Structured figure records
++++++

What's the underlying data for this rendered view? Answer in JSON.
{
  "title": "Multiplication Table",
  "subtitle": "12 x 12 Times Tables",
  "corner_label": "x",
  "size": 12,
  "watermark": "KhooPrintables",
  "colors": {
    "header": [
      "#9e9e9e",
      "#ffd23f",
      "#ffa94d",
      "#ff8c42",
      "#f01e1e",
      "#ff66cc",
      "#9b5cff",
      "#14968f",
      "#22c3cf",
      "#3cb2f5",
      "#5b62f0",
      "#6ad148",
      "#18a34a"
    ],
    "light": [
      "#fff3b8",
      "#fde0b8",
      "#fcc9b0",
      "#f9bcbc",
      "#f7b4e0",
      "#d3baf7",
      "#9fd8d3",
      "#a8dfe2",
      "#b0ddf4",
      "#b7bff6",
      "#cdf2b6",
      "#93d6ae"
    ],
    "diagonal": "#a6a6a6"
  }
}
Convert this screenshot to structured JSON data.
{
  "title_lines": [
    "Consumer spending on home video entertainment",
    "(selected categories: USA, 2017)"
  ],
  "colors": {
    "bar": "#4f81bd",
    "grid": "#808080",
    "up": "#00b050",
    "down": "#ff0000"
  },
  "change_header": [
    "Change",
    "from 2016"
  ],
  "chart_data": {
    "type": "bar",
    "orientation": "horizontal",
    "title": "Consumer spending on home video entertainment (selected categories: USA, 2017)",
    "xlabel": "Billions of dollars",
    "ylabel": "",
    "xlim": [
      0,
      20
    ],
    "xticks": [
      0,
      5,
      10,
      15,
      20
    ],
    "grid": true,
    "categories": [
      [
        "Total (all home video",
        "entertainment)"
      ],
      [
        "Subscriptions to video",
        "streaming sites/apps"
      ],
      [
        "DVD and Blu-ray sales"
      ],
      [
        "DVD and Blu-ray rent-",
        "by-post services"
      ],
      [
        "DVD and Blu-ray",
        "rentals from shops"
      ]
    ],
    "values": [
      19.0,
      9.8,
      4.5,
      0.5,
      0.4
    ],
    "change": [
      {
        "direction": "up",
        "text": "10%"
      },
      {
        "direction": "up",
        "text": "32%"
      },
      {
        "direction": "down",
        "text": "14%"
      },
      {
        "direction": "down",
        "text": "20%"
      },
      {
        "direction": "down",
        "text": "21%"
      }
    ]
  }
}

++++++

PROBLEM TO SOLVE — Return all the data exactly as given.

SOLUTION —
What's the underlying data for this rendered view? Answer in JSON.
{
  "title": "Multiplication Table",
  "subtitle": "12 x 12 Times Tables",
  "corner_label": "x",
  "size": 12,
  "watermark": "KhooPrintables",
  "colors": {
    "header": [
      "#9e9e9e",
      "#ffd23f",
      "#ffa94d",
      "#ff8c42",
      "#f01e1e",
      "#ff66cc",
      "#9b5cff",
      "#14968f",
      "#22c3cf",
      "#3cb2f5",
      "#5b62f0",
      "#6ad148",
      "#18a34a"
    ],
    "light": [
      "#fff3b8",
      "#fde0b8",
      "#fcc9b0",
      "#f9bcbc",
      "#f7b4e0",
      "#d3baf7",
      "#9fd8d3",
      "#a8dfe2",
      "#b0ddf4",
      "#b7bff6",
      "#cdf2b6",
      "#93d6ae"
    ],
    "diagonal": "#a6a6a6"
  }
}
Convert this screenshot to structured JSON data.
{
  "title_lines": [
    "Consumer spending on home video entertainment",
    "(selected categories: USA, 2017)"
  ],
  "colors": {
    "bar": "#4f81bd",
    "grid": "#808080",
    "up": "#00b050",
    "down": "#ff0000"
  },
  "change_header": [
    "Change",
    "from 2016"
  ],
  "chart_data": {
    "type": "bar",
    "orientation": "horizontal",
    "title": "Consumer spending on home video entertainment (selected categories: USA, 2017)",
    "xlabel": "Billions of dollars",
    "ylabel": "",
    "xlim": [
      0,
      20
    ],
    "xticks": [
      0,
      5,
      10,
      15,
      20
    ],
    "grid": true,
    "categories": [
      [
        "Total (all home video",
        "entertainment)"
      ],
      [
        "Subscriptions to video",
        "streaming sites/apps"
      ],
      [
        "DVD and Blu-ray sales"
      ],
      [
        "DVD and Blu-ray rent-",
        "by-post services"
      ],
      [
        "DVD and Blu-ray",
        "rentals from shops"
      ]
    ],
    "values": [
      19.0,
      9.8,
      4.5,
      0.5,
      0.4
    ],
    "change": [
      {
        "direction": "up",
        "text": "10%"
      },
      {
        "direction": "up",
        "text": "32%"
      },
      {
        "direction": "down",
        "text": "14%"
      },
      {
        "direction": "down",
        "text": "20%"
      },
      {
        "direction": "down",
        "text": "21%"
      }
    ]
  }
}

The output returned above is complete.